* Objective *
How many lines in the records below hold the string "caption"? Answer with the number alone.

Lines of data:
■ ■ ■
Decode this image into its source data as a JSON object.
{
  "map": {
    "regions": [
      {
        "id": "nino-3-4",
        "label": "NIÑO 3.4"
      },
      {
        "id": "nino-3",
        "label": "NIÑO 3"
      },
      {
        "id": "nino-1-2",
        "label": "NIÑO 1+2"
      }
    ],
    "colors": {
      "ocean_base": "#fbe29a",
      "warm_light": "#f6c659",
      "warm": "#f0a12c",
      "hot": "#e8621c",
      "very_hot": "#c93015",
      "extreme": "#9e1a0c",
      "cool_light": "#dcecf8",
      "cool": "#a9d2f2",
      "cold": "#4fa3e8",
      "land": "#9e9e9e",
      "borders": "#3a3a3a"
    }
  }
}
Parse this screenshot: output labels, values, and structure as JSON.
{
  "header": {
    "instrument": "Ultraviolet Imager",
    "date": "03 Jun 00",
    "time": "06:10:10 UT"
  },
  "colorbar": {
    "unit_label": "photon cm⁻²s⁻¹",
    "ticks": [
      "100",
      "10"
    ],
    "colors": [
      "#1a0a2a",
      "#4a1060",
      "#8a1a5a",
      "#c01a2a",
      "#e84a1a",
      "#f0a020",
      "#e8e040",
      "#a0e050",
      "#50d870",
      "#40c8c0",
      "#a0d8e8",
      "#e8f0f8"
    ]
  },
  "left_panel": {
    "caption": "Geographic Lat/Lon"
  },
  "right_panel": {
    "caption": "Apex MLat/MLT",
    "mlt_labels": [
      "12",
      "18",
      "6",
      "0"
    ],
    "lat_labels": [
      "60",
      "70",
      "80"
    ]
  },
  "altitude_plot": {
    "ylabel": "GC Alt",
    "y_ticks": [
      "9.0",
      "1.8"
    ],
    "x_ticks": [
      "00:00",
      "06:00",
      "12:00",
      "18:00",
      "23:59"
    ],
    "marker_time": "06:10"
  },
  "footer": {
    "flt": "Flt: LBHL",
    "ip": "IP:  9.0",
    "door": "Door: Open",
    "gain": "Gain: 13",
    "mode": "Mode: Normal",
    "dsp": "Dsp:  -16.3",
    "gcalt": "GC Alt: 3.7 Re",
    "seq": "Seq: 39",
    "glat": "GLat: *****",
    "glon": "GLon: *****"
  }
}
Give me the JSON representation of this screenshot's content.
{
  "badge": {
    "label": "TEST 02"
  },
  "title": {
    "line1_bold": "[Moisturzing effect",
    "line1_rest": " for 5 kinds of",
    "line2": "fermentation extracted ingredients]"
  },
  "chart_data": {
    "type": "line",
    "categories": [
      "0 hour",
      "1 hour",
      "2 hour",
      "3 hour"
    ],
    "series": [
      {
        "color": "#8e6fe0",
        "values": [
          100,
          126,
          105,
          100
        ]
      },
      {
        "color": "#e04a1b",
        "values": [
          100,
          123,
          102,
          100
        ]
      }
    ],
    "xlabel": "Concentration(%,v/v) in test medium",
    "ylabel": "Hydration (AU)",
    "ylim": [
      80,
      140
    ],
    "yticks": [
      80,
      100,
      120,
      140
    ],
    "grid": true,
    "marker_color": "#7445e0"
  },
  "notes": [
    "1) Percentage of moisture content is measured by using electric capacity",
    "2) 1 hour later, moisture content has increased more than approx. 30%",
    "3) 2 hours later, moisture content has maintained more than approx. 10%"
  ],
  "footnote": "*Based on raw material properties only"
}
■ ■ ■
* Solved problem *
2